(Recorded data)
----------

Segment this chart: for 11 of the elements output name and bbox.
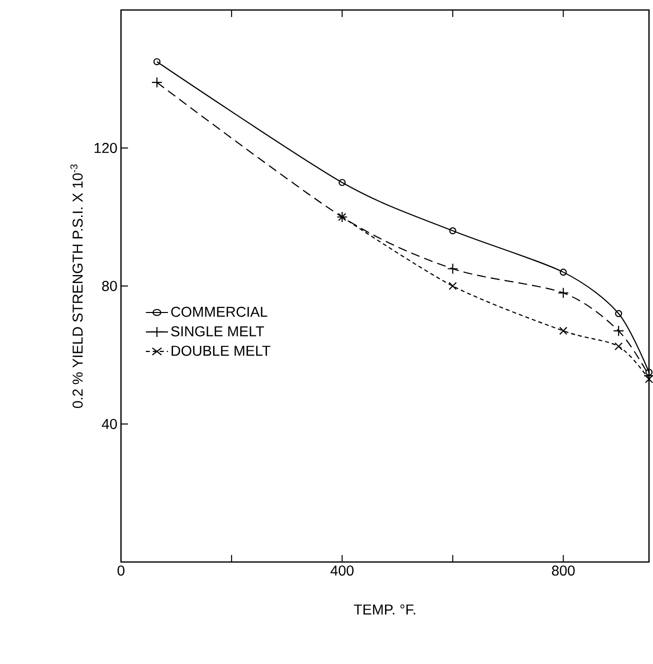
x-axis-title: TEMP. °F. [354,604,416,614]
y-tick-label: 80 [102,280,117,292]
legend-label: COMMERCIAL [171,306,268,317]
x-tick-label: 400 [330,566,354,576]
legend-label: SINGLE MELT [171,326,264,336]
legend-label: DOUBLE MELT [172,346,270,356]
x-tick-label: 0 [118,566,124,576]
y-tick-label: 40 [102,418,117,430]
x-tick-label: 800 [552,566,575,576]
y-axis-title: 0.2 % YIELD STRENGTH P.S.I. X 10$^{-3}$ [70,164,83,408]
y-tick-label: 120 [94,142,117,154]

----------

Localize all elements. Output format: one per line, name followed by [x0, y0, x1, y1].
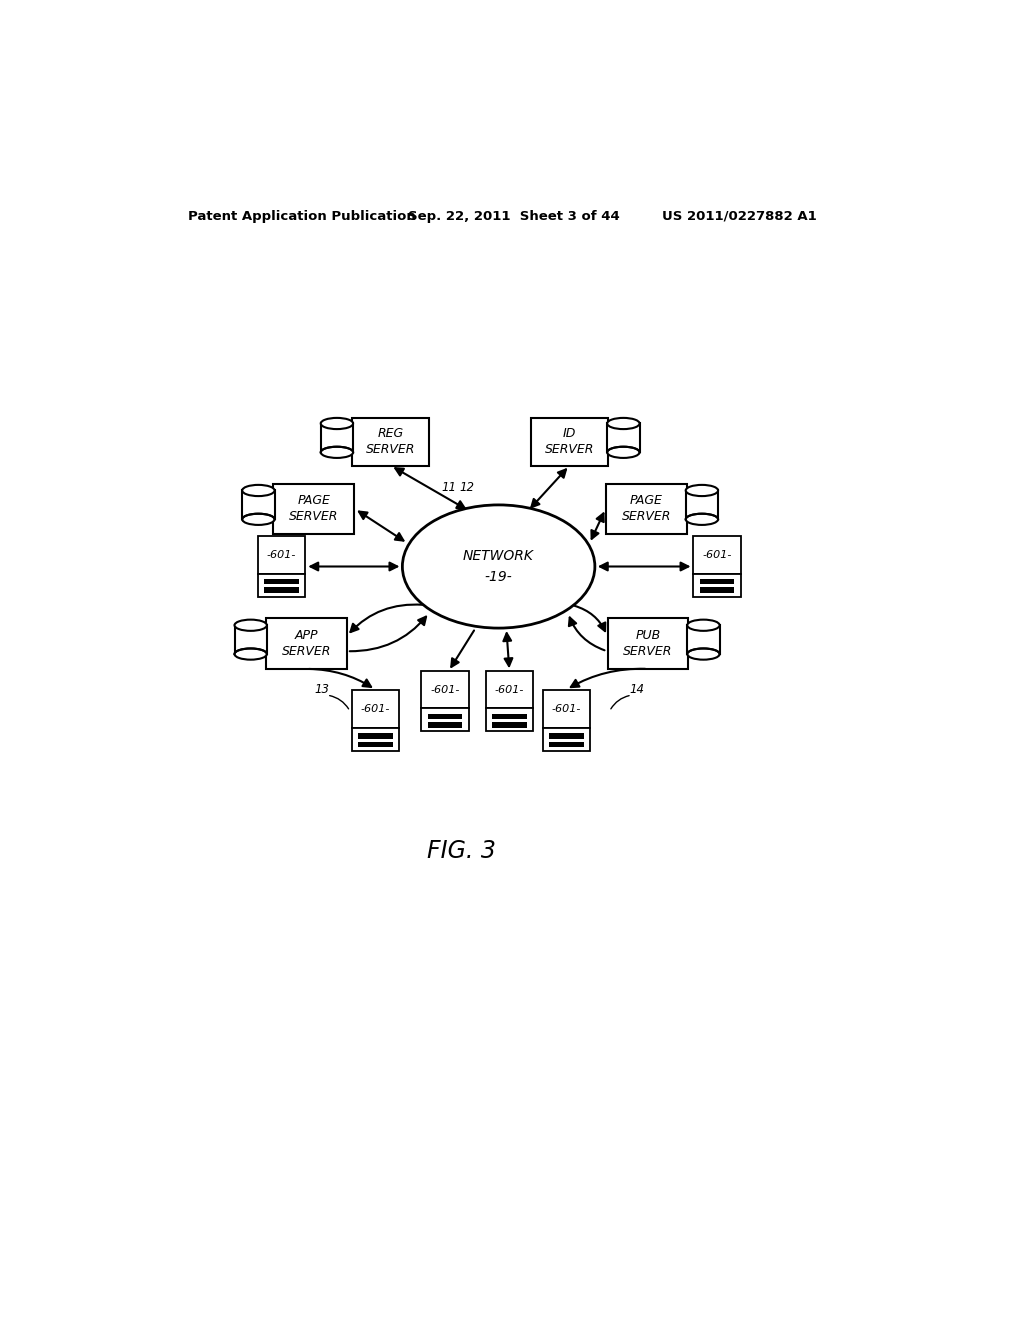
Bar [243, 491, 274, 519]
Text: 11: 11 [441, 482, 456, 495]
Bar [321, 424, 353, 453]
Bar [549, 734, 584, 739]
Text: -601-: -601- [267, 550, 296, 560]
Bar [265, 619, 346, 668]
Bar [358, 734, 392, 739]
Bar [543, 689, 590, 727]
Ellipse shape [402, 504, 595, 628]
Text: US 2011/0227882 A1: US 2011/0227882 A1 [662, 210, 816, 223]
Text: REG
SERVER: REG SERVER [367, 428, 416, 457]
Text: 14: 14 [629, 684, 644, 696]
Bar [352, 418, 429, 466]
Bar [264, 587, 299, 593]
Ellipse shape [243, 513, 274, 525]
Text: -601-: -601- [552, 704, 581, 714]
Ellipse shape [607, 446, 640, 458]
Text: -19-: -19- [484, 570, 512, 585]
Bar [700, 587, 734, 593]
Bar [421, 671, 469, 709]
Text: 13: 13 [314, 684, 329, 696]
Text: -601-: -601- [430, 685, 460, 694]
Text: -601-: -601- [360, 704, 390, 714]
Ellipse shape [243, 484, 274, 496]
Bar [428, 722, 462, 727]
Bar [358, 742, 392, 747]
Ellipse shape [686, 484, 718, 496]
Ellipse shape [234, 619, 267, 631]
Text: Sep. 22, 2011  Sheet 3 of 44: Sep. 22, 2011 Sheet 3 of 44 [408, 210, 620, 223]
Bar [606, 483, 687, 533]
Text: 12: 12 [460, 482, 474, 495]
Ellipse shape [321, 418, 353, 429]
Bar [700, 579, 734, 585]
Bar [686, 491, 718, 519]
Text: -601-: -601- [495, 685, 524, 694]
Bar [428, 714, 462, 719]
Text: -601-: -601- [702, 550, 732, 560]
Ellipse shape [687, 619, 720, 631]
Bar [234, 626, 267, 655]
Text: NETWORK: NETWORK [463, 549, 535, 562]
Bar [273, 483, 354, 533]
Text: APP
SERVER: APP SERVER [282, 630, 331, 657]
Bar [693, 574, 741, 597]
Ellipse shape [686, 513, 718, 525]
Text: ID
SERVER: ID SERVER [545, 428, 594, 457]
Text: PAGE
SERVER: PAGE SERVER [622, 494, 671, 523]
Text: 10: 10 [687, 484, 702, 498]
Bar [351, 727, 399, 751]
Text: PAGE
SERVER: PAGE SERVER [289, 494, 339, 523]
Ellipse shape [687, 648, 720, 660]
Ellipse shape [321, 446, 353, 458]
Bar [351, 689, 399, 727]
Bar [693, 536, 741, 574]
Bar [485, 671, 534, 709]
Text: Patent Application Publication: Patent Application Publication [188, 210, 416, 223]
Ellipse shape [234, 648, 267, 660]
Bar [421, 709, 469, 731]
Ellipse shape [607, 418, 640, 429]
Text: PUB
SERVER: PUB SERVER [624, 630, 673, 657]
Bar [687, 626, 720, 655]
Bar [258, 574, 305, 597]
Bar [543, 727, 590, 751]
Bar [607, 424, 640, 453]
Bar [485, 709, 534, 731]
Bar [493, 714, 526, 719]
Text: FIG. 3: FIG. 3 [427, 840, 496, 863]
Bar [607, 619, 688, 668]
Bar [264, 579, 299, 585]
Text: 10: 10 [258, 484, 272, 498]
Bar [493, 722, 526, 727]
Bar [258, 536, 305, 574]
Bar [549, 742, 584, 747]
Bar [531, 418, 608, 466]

----------

§ Goal:
Quote the lines in block 1 of the records beginning with the line containing "x-axis-title: TEMP. °F. [354,604,416,614]" and ending with the line containing "y-axis-title: 0.2 %", with both of those lines included.

§ Reply to the task:
x-axis-title: TEMP. °F. [354,604,416,614]
y-tick-label: 80 [102,280,117,292]
legend-label: COMMERCIAL [171,306,268,317]
x-tick-label: 400 [330,566,354,576]
legend-label: SINGLE MELT [171,326,264,336]
legend-label: DOUBLE MELT [172,346,270,356]
x-tick-label: 0 [118,566,124,576]
y-tick-label: 40 [102,418,117,430]
x-tick-label: 800 [552,566,575,576]
y-axis-title: 0.2 % YIELD STRENGTH P.S.I. X 10$^{-3}$ [70,164,83,408]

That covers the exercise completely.